TASK: Which lines have the string "xlabel"? Copy all of them from the entries below.

+++

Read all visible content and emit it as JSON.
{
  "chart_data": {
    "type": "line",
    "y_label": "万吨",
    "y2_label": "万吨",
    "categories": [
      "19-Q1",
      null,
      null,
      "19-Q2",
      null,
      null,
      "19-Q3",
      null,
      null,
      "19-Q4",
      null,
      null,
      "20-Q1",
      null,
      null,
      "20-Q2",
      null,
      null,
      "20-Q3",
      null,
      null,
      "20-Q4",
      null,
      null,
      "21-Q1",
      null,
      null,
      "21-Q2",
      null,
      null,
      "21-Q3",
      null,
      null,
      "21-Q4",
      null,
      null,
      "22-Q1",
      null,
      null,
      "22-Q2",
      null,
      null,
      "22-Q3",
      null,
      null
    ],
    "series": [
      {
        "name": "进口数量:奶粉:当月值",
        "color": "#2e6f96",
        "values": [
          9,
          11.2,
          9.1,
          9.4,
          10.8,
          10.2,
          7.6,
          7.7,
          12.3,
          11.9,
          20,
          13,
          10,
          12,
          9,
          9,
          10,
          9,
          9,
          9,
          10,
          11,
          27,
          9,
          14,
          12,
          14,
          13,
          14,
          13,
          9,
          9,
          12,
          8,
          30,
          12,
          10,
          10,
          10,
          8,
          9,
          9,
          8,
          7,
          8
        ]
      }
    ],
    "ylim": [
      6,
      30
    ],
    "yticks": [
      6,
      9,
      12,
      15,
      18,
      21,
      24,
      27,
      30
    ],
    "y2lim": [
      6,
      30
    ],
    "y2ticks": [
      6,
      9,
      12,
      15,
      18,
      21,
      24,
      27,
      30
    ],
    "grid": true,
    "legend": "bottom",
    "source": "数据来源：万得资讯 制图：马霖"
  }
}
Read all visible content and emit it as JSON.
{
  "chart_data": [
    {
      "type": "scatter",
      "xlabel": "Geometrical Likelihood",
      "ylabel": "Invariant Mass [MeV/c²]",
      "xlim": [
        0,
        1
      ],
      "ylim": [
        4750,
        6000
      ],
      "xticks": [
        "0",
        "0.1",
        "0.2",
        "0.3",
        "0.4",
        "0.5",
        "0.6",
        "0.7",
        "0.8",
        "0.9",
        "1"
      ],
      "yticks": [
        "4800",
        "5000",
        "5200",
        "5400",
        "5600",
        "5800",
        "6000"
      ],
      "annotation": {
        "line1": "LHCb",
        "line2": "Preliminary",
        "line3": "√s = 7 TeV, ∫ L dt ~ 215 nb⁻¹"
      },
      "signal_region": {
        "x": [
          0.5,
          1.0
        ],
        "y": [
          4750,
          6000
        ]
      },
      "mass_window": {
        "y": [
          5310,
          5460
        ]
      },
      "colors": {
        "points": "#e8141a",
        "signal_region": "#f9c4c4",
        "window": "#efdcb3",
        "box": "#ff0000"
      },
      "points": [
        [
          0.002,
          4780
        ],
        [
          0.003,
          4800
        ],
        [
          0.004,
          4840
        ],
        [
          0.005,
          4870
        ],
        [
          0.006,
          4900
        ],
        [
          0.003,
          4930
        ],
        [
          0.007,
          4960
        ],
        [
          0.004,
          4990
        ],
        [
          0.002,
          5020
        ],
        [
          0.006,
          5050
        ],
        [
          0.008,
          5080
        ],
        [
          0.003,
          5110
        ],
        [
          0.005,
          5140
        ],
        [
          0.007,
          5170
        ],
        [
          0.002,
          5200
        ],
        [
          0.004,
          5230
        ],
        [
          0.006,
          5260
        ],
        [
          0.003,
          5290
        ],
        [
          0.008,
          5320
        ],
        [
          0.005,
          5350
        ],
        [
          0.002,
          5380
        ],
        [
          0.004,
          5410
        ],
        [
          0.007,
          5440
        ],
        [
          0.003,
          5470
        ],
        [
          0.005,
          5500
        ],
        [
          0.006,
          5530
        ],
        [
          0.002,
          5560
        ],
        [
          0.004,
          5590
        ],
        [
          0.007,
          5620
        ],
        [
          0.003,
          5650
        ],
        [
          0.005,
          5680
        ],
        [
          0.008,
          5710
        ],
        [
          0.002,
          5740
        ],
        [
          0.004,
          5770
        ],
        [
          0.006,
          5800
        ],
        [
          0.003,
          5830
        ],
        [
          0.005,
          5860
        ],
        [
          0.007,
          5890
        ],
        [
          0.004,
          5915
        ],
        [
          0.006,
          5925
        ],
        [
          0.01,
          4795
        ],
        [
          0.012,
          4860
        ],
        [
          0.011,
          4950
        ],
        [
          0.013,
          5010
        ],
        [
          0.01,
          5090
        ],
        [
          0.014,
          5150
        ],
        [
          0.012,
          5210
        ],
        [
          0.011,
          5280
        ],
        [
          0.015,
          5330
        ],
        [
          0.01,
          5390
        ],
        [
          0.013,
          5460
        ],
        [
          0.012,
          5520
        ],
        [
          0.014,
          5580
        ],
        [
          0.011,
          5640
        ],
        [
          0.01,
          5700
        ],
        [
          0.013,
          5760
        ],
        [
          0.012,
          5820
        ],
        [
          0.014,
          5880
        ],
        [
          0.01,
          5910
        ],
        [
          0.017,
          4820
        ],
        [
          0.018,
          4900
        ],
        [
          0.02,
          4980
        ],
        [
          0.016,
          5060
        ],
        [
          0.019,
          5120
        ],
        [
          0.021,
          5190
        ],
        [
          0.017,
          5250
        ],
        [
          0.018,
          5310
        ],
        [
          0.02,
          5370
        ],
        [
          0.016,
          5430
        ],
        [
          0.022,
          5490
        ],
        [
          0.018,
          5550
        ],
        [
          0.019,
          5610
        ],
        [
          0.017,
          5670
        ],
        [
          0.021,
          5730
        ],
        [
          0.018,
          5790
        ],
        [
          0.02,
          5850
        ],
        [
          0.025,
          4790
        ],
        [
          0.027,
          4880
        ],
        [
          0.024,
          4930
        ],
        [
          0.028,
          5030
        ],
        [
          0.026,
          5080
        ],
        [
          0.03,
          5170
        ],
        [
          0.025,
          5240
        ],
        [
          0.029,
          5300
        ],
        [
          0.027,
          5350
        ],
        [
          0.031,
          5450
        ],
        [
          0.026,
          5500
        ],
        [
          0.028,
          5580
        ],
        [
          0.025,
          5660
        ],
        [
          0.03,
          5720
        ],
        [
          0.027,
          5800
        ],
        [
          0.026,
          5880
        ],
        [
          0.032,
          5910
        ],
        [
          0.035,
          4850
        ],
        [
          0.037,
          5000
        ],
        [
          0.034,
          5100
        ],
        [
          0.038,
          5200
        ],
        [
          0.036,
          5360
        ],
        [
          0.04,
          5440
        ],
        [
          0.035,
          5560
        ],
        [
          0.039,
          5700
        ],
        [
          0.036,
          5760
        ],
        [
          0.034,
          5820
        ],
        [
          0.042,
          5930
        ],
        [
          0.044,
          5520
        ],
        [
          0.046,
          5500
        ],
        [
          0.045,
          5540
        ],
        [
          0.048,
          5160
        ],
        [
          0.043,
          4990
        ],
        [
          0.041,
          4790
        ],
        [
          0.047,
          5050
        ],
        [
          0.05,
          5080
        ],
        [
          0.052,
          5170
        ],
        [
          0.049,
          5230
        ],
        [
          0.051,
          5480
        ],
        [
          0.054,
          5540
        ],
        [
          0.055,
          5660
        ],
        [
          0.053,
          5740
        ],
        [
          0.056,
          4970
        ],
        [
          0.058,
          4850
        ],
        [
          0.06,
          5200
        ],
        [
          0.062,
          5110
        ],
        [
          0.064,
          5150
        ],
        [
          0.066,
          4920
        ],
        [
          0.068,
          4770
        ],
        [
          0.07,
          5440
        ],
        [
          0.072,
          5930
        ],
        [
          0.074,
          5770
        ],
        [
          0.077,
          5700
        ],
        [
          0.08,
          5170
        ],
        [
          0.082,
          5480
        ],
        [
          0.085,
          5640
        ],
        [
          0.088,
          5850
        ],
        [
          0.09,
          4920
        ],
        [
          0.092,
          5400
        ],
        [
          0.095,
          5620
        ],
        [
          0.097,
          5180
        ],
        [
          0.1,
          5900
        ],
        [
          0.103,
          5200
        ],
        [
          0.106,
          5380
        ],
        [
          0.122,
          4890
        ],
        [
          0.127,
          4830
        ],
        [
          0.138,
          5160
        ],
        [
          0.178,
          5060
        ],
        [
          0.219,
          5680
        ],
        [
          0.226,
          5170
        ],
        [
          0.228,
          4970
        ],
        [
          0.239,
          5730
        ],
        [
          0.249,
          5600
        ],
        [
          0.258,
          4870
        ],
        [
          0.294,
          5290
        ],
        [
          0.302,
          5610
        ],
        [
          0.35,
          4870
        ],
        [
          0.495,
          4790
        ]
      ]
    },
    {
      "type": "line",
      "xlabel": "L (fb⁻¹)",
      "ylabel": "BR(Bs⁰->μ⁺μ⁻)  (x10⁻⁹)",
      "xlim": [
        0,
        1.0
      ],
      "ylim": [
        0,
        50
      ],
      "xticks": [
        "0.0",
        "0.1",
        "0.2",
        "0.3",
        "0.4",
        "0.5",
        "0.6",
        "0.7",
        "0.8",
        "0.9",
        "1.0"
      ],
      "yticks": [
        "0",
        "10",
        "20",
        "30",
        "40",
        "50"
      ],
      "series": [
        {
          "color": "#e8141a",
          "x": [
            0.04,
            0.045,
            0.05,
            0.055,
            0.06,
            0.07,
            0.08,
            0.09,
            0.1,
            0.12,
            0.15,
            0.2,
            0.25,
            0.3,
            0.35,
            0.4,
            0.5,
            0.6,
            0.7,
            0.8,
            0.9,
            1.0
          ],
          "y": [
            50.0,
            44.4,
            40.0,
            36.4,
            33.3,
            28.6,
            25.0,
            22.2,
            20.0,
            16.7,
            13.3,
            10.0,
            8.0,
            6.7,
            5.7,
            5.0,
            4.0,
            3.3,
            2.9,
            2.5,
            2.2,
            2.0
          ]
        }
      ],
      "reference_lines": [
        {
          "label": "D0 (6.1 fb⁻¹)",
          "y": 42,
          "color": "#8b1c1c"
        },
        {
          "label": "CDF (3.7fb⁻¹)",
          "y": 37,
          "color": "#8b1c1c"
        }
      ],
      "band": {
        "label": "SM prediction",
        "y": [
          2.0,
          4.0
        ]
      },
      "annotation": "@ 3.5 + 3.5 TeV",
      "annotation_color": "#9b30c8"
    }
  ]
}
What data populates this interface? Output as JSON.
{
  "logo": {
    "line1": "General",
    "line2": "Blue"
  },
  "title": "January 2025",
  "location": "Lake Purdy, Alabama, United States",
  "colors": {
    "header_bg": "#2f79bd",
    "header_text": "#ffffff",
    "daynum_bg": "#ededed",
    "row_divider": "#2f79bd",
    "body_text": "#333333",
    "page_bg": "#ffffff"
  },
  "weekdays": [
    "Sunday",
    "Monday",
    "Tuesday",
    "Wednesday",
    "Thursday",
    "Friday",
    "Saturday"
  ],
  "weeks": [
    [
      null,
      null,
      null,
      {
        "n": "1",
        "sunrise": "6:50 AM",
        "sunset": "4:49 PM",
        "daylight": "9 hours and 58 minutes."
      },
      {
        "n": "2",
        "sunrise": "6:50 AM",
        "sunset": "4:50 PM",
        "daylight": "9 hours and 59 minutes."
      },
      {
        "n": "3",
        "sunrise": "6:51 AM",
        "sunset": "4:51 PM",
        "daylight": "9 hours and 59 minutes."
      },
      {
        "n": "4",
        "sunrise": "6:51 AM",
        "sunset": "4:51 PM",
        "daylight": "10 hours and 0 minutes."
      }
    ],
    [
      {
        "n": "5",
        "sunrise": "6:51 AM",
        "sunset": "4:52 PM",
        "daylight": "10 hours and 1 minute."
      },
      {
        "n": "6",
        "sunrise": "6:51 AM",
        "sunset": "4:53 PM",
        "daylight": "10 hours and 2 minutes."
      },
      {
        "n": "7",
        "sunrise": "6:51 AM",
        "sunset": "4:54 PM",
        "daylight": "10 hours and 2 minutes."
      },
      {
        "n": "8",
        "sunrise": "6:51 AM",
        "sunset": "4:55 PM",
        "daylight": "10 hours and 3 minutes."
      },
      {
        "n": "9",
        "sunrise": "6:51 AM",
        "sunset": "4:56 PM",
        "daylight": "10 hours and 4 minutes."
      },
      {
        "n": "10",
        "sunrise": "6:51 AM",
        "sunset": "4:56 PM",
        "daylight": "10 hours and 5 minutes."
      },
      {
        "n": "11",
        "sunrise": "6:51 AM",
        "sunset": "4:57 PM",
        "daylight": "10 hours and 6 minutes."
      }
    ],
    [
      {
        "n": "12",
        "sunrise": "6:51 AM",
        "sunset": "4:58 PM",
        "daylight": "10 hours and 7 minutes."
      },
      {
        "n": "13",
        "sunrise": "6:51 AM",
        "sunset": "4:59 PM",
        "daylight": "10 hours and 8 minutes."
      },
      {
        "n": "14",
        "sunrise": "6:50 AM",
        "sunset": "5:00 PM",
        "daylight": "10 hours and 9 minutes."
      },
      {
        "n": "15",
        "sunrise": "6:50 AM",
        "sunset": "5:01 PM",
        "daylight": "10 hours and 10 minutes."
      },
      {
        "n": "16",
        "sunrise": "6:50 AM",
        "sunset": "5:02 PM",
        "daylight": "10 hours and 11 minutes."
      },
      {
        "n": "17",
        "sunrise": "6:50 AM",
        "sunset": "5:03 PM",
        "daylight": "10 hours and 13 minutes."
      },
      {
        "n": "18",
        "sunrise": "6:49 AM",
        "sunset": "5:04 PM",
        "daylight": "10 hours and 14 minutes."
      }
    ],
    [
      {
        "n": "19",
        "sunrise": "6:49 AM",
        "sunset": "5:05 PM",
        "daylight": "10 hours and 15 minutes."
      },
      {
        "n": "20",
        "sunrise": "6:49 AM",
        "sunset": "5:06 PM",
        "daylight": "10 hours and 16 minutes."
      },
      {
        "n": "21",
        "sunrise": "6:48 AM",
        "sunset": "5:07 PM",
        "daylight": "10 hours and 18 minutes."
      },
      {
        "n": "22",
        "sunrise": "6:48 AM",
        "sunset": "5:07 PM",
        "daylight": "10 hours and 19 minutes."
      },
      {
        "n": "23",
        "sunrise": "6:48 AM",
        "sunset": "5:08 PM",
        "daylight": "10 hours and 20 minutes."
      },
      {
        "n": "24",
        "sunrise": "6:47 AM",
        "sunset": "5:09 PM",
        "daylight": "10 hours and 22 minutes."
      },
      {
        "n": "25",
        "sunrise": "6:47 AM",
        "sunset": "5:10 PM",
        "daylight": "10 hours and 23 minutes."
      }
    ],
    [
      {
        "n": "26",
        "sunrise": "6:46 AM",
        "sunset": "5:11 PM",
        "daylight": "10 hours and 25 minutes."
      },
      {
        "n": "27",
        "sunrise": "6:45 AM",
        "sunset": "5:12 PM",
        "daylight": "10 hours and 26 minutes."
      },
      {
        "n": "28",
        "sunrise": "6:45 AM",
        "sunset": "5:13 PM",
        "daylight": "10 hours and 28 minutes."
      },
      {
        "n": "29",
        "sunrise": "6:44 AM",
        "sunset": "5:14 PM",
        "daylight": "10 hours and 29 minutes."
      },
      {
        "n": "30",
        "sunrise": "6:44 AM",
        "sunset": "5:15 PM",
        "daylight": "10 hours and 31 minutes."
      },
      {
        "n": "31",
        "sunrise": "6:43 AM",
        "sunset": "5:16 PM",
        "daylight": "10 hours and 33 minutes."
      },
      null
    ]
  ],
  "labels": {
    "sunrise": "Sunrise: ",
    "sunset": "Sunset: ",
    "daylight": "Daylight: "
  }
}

+++

SOLUTION TO THIS TASK:
      "xlabel": "Geometrical Likelihood",
      "xlabel": "L (fb⁻¹)",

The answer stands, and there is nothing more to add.